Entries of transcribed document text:
····················

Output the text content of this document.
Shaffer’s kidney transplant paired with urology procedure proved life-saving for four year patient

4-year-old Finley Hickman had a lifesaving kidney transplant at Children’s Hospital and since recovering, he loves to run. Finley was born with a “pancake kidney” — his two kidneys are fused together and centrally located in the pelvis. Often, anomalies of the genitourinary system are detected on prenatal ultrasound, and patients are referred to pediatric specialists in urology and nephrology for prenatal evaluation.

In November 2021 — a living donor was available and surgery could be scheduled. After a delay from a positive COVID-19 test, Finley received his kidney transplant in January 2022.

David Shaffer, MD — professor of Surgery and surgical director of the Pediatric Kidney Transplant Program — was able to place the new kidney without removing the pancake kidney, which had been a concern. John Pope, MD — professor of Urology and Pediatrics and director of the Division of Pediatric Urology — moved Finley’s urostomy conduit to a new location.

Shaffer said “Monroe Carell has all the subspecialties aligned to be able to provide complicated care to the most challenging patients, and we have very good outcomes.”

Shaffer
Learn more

····················

● **EXERCISE DETAILS**
Go through the entries and repeat each one exactly.

● **EXERCISE RESULT**
Output the text content of this document.
Shaffer’s kidney transplant paired with urology procedure proved life-saving for four year patient

4-year-old Finley Hickman had a lifesaving kidney transplant at Children’s Hospital and since recovering, he loves to run. Finley was born with a “pancake kidney” — his two kidneys are fused together and centrally located in the pelvis. Often, anomalies of the genitourinary system are detected on prenatal ultrasound, and patients are referred to pediatric specialists in urology and nephrology for prenatal evaluation.

In November 2021 — a living donor was available and surgery could be scheduled. After a delay from a positive COVID-19 test, Finley received his kidney transplant in January 2022.

David Shaffer, MD — professor of Surgery and surgical director of the Pediatric Kidney Transplant Program — was able to place the new kidney without removing the pancake kidney, which had been a concern. John Pope, MD — professor of Urology and Pediatrics and director of the Division of Pediatric Urology — moved Finley’s urostomy conduit to a new location.

Shaffer said “Monroe Carell has all the subspecialties aligned to be able to provide complicated care to the most challenging patients, and we have very good outcomes.”

Shaffer
Learn more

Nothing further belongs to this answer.